Record set:
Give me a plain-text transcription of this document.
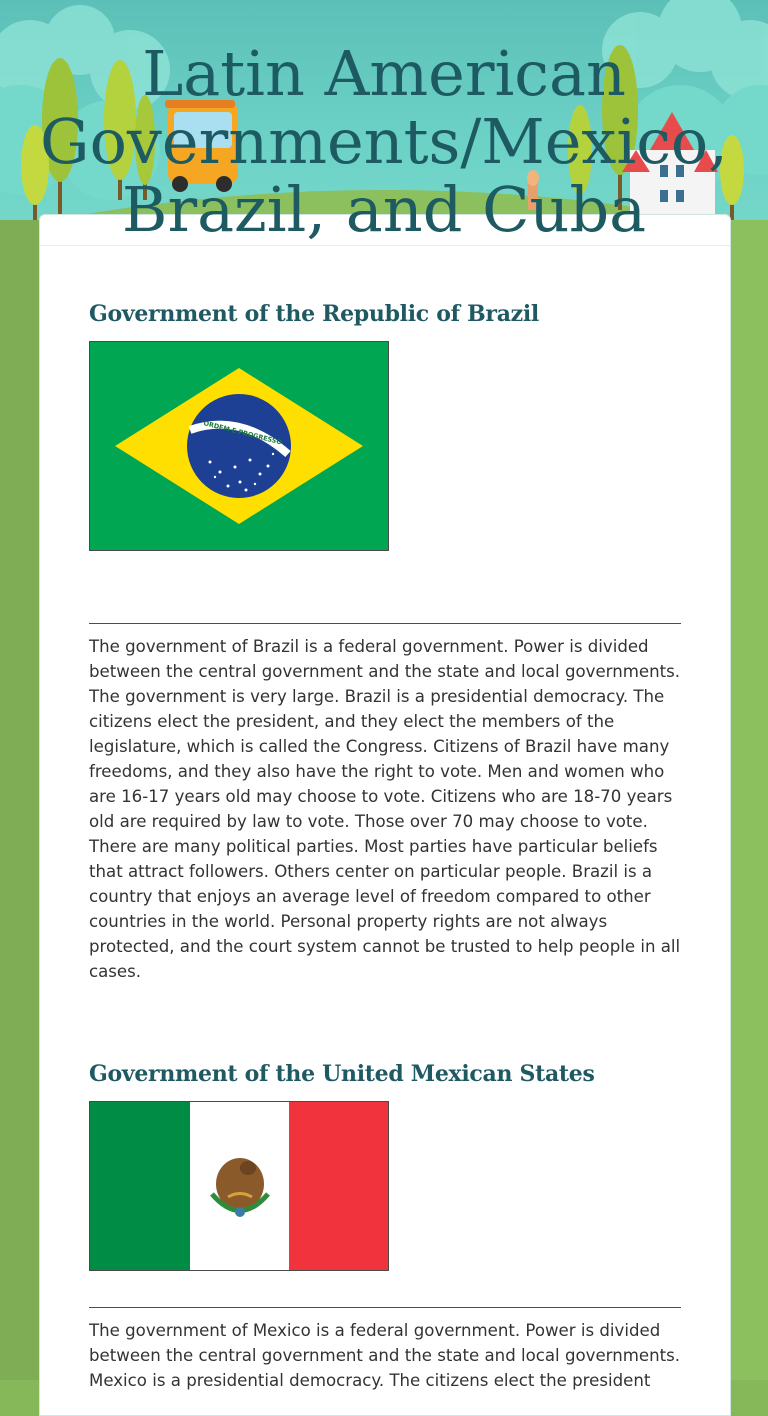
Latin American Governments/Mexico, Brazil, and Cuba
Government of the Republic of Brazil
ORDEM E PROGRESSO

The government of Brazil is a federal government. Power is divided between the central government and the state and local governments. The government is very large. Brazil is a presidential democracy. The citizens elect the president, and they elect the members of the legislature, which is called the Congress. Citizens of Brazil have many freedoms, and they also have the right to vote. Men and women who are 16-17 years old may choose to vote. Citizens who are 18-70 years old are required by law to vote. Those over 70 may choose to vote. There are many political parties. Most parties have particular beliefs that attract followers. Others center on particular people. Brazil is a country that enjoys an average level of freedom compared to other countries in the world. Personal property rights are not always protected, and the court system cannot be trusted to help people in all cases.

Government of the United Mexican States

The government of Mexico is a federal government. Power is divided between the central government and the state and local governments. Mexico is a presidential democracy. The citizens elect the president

Task goal:
Any pictures should be dropped; transcribe the rest of the records above exactly.

Solution for this task:
Give me a plain-text transcription of this document.
Latin American Governments/Mexico, Brazil, and Cuba
Government of the Republic of Brazil
ORDEM E PROGRESSO

The government of Brazil is a federal government. Power is divided between the central government and the state and local governments. The government is very large. Brazil is a presidential democracy. The citizens elect the president, and they elect the members of the legislature, which is called the Congress. Citizens of Brazil have many freedoms, and they also have the right to vote. Men and women who are 16-17 years old may choose to vote. Citizens who are 18-70 years old are required by law to vote. Those over 70 may choose to vote. There are many political parties. Most parties have particular beliefs that attract followers. Others center on particular people. Brazil is a country that enjoys an average level of freedom compared to other countries in the world. Personal property rights are not always protected, and the court system cannot be trusted to help people in all cases.

Government of the United Mexican States

The government of Mexico is a federal government. Power is divided between the central government and the state and local governments. Mexico is a presidential democracy. The citizens elect the president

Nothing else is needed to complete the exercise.